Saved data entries
[start]

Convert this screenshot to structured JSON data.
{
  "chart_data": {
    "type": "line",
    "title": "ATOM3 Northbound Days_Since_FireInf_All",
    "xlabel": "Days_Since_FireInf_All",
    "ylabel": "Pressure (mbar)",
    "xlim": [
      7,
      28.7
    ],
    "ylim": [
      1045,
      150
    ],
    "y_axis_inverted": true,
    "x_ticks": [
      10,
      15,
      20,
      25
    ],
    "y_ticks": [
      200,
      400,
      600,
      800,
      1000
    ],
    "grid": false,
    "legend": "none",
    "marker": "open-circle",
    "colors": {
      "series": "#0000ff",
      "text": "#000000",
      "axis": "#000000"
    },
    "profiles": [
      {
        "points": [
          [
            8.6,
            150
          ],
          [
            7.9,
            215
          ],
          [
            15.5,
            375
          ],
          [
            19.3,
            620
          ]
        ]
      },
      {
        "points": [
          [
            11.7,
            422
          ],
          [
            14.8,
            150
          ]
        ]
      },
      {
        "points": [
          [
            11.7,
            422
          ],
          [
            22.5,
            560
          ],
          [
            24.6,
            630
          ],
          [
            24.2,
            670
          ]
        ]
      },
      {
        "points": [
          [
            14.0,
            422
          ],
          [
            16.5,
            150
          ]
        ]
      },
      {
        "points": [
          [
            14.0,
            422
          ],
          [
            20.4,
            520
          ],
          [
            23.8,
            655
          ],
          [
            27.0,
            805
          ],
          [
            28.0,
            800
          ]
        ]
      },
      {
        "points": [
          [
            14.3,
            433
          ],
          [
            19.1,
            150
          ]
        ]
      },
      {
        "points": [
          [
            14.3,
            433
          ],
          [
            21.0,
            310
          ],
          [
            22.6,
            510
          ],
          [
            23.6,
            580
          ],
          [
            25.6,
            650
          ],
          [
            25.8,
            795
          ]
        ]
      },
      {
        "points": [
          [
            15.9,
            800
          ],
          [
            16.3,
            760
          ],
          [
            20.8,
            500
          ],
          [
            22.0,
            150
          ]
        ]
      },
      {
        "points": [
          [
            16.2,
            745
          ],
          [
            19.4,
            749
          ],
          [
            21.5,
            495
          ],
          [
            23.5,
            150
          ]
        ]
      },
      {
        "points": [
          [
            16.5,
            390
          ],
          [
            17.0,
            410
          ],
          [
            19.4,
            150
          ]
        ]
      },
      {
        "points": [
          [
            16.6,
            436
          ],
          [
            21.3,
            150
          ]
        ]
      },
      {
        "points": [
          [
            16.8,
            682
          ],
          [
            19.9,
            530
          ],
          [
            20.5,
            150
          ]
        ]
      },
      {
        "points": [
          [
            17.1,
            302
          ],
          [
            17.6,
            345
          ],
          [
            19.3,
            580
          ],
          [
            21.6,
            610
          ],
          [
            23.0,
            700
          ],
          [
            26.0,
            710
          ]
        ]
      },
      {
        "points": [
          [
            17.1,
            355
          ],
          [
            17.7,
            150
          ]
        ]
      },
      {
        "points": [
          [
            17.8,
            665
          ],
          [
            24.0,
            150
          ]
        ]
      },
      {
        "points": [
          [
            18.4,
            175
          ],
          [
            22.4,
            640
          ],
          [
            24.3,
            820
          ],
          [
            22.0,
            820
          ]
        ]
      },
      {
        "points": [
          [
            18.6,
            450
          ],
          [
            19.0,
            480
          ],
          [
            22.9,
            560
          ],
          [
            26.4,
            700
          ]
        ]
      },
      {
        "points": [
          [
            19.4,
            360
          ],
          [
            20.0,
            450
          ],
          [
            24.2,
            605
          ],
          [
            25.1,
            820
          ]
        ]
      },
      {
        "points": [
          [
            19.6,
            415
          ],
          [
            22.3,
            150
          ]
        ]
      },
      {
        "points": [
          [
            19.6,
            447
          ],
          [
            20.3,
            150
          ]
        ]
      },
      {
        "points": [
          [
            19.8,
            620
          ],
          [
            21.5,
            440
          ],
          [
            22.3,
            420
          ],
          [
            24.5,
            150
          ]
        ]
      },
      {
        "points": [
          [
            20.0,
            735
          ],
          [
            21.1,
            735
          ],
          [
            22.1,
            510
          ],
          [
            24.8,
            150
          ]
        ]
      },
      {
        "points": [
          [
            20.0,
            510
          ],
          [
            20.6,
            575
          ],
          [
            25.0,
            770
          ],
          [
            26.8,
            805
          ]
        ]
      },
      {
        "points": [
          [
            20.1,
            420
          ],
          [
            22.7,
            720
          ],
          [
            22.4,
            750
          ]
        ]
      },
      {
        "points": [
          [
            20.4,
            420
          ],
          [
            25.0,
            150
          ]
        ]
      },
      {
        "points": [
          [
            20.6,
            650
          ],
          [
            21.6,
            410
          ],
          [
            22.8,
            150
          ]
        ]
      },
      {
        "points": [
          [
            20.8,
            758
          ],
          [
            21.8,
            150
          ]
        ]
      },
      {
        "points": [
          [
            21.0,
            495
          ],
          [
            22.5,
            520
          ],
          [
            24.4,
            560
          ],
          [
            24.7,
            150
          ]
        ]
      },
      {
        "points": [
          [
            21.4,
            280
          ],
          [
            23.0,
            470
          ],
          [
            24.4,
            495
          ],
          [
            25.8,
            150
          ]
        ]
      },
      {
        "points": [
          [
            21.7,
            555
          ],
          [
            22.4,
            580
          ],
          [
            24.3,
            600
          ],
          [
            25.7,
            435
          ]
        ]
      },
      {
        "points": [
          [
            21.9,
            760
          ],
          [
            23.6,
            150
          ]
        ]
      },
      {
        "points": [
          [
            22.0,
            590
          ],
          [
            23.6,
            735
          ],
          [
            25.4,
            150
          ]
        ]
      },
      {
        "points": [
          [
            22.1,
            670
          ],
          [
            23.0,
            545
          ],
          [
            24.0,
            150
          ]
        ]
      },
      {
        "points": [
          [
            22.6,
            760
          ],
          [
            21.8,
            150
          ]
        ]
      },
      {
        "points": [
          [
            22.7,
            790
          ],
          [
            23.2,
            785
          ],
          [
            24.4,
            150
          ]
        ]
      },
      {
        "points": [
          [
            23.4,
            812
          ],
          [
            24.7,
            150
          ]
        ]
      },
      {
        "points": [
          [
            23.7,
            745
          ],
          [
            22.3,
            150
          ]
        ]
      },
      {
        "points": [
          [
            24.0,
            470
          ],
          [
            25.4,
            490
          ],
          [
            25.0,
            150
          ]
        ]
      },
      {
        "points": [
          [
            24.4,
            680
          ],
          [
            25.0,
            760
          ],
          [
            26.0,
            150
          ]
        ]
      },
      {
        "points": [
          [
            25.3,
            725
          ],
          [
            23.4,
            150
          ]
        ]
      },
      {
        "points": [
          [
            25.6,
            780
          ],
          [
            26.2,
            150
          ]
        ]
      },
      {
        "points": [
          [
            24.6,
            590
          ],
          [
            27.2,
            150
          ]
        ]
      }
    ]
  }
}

[end]

- [Problem statement] Copy each record from above exactly, and include every line.

- [Written response]
Convert this screenshot to structured JSON data.
{
  "chart_data": {
    "type": "line",
    "title": "ATOM3 Northbound Days_Since_FireInf_All",
    "xlabel": "Days_Since_FireInf_All",
    "ylabel": "Pressure (mbar)",
    "xlim": [
      7,
      28.7
    ],
    "ylim": [
      1045,
      150
    ],
    "y_axis_inverted": true,
    "x_ticks": [
      10,
      15,
      20,
      25
    ],
    "y_ticks": [
      200,
      400,
      600,
      800,
      1000
    ],
    "grid": false,
    "legend": "none",
    "marker": "open-circle",
    "colors": {
      "series": "#0000ff",
      "text": "#000000",
      "axis": "#000000"
    },
    "profiles": [
      {
        "points": [
          [
            8.6,
            150
          ],
          [
            7.9,
            215
          ],
          [
            15.5,
            375
          ],
          [
            19.3,
            620
          ]
        ]
      },
      {
        "points": [
          [
            11.7,
            422
          ],
          [
            14.8,
            150
          ]
        ]
      },
      {
        "points": [
          [
            11.7,
            422
          ],
          [
            22.5,
            560
          ],
          [
            24.6,
            630
          ],
          [
            24.2,
            670
          ]
        ]
      },
      {
        "points": [
          [
            14.0,
            422
          ],
          [
            16.5,
            150
          ]
        ]
      },
      {
        "points": [
          [
            14.0,
            422
          ],
          [
            20.4,
            520
          ],
          [
            23.8,
            655
          ],
          [
            27.0,
            805
          ],
          [
            28.0,
            800
          ]
        ]
      },
      {
        "points": [
          [
            14.3,
            433
          ],
          [
            19.1,
            150
          ]
        ]
      },
      {
        "points": [
          [
            14.3,
            433
          ],
          [
            21.0,
            310
          ],
          [
            22.6,
            510
          ],
          [
            23.6,
            580
          ],
          [
            25.6,
            650
          ],
          [
            25.8,
            795
          ]
        ]
      },
      {
        "points": [
          [
            15.9,
            800
          ],
          [
            16.3,
            760
          ],
          [
            20.8,
            500
          ],
          [
            22.0,
            150
          ]
        ]
      },
      {
        "points": [
          [
            16.2,
            745
          ],
          [
            19.4,
            749
          ],
          [
            21.5,
            495
          ],
          [
            23.5,
            150
          ]
        ]
      },
      {
        "points": [
          [
            16.5,
            390
          ],
          [
            17.0,
            410
          ],
          [
            19.4,
            150
          ]
        ]
      },
      {
        "points": [
          [
            16.6,
            436
          ],
          [
            21.3,
            150
          ]
        ]
      },
      {
        "points": [
          [
            16.8,
            682
          ],
          [
            19.9,
            530
          ],
          [
            20.5,
            150
          ]
        ]
      },
      {
        "points": [
          [
            17.1,
            302
          ],
          [
            17.6,
            345
          ],
          [
            19.3,
            580
          ],
          [
            21.6,
            610
          ],
          [
            23.0,
            700
          ],
          [
            26.0,
            710
          ]
        ]
      },
      {
        "points": [
          [
            17.1,
            355
          ],
          [
            17.7,
            150
          ]
        ]
      },
      {
        "points": [
          [
            17.8,
            665
          ],
          [
            24.0,
            150
          ]
        ]
      },
      {
        "points": [
          [
            18.4,
            175
          ],
          [
            22.4,
            640
          ],
          [
            24.3,
            820
          ],
          [
            22.0,
            820
          ]
        ]
      },
      {
        "points": [
          [
            18.6,
            450
          ],
          [
            19.0,
            480
          ],
          [
            22.9,
            560
          ],
          [
            26.4,
            700
          ]
        ]
      },
      {
        "points": [
          [
            19.4,
            360
          ],
          [
            20.0,
            450
          ],
          [
            24.2,
            605
          ],
          [
            25.1,
            820
          ]
        ]
      },
      {
        "points": [
          [
            19.6,
            415
          ],
          [
            22.3,
            150
          ]
        ]
      },
      {
        "points": [
          [
            19.6,
            447
          ],
          [
            20.3,
            150
          ]
        ]
      },
      {
        "points": [
          [
            19.8,
            620
          ],
          [
            21.5,
            440
          ],
          [
            22.3,
            420
          ],
          [
            24.5,
            150
          ]
        ]
      },
      {
        "points": [
          [
            20.0,
            735
          ],
          [
            21.1,
            735
          ],
          [
            22.1,
            510
          ],
          [
            24.8,
            150
          ]
        ]
      },
      {
        "points": [
          [
            20.0,
            510
          ],
          [
            20.6,
            575
          ],
          [
            25.0,
            770
          ],
          [
            26.8,
            805
          ]
        ]
      },
      {
        "points": [
          [
            20.1,
            420
          ],
          [
            22.7,
            720
          ],
          [
            22.4,
            750
          ]
        ]
      },
      {
        "points": [
          [
            20.4,
            420
          ],
          [
            25.0,
            150
          ]
        ]
      },
      {
        "points": [
          [
            20.6,
            650
          ],
          [
            21.6,
            410
          ],
          [
            22.8,
            150
          ]
        ]
      },
      {
        "points": [
          [
            20.8,
            758
          ],
          [
            21.8,
            150
          ]
        ]
      },
      {
        "points": [
          [
            21.0,
            495
          ],
          [
            22.5,
            520
          ],
          [
            24.4,
            560
          ],
          [
            24.7,
            150
          ]
        ]
      },
      {
        "points": [
          [
            21.4,
            280
          ],
          [
            23.0,
            470
          ],
          [
            24.4,
            495
          ],
          [
            25.8,
            150
          ]
        ]
      },
      {
        "points": [
          [
            21.7,
            555
          ],
          [
            22.4,
            580
          ],
          [
            24.3,
            600
          ],
          [
            25.7,
            435
          ]
        ]
      },
      {
        "points": [
          [
            21.9,
            760
          ],
          [
            23.6,
            150
          ]
        ]
      },
      {
        "points": [
          [
            22.0,
            590
          ],
          [
            23.6,
            735
          ],
          [
            25.4,
            150
          ]
        ]
      },
      {
        "points": [
          [
            22.1,
            670
          ],
          [
            23.0,
            545
          ],
          [
            24.0,
            150
          ]
        ]
      },
      {
        "points": [
          [
            22.6,
            760
          ],
          [
            21.8,
            150
          ]
        ]
      },
      {
        "points": [
          [
            22.7,
            790
          ],
          [
            23.2,
            785
          ],
          [
            24.4,
            150
          ]
        ]
      },
      {
        "points": [
          [
            23.4,
            812
          ],
          [
            24.7,
            150
          ]
        ]
      },
      {
        "points": [
          [
            23.7,
            745
          ],
          [
            22.3,
            150
          ]
        ]
      },
      {
        "points": [
          [
            24.0,
            470
          ],
          [
            25.4,
            490
          ],
          [
            25.0,
            150
          ]
        ]
      },
      {
        "points": [
          [
            24.4,
            680
          ],
          [
            25.0,
            760
          ],
          [
            26.0,
            150
          ]
        ]
      },
      {
        "points": [
          [
            25.3,
            725
          ],
          [
            23.4,
            150
          ]
        ]
      },
      {
        "points": [
          [
            25.6,
            780
          ],
          [
            26.2,
            150
          ]
        ]
      },
      {
        "points": [
          [
            24.6,
            590
          ],
          [
            27.2,
            150
          ]
        ]
      }
    ]
  }
}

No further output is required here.